**Set exercise:** Which lines hold the word "JSON"? Show each of them.

**Provided records:**
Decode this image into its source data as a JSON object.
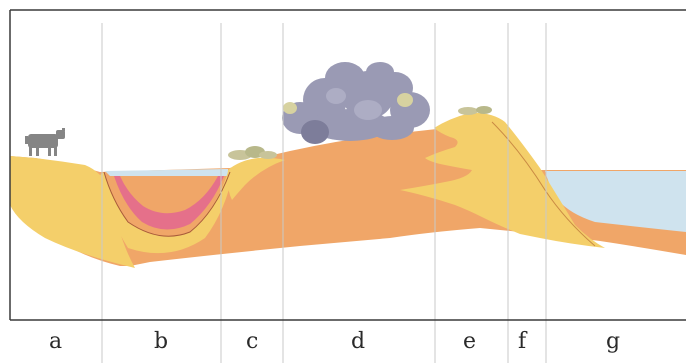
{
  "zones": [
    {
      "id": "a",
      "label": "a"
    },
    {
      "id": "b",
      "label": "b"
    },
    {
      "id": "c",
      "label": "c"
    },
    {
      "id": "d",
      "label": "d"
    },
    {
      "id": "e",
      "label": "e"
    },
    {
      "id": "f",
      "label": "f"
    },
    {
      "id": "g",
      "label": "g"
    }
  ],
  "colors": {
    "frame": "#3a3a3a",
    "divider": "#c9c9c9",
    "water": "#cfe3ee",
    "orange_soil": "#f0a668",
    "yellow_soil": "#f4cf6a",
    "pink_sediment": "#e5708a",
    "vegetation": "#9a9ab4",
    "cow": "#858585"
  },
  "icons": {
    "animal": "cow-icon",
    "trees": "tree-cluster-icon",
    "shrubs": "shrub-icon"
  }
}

---

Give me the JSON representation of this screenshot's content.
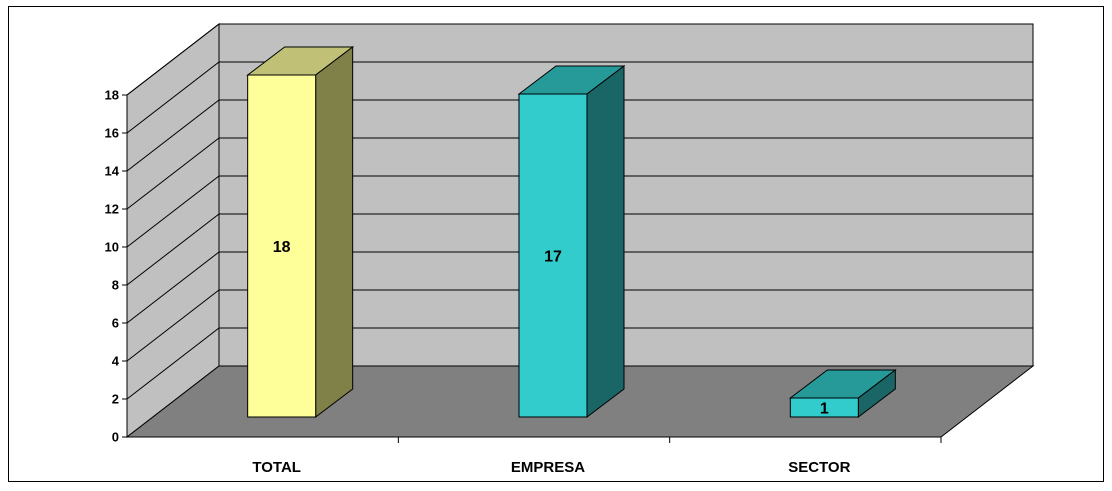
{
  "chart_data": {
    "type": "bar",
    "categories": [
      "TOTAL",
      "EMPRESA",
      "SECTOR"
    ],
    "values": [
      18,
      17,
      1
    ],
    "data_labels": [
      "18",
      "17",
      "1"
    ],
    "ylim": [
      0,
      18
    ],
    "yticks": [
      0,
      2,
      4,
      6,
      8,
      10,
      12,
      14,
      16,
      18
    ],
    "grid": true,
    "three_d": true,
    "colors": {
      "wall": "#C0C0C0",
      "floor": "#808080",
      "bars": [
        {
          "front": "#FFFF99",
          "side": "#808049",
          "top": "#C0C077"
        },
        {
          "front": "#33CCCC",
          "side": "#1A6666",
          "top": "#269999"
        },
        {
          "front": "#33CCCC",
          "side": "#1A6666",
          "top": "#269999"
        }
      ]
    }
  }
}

**Worked solution:**
Decode this image into its source data as a JSON object.
Give me the JSON representation of this screenshot's content.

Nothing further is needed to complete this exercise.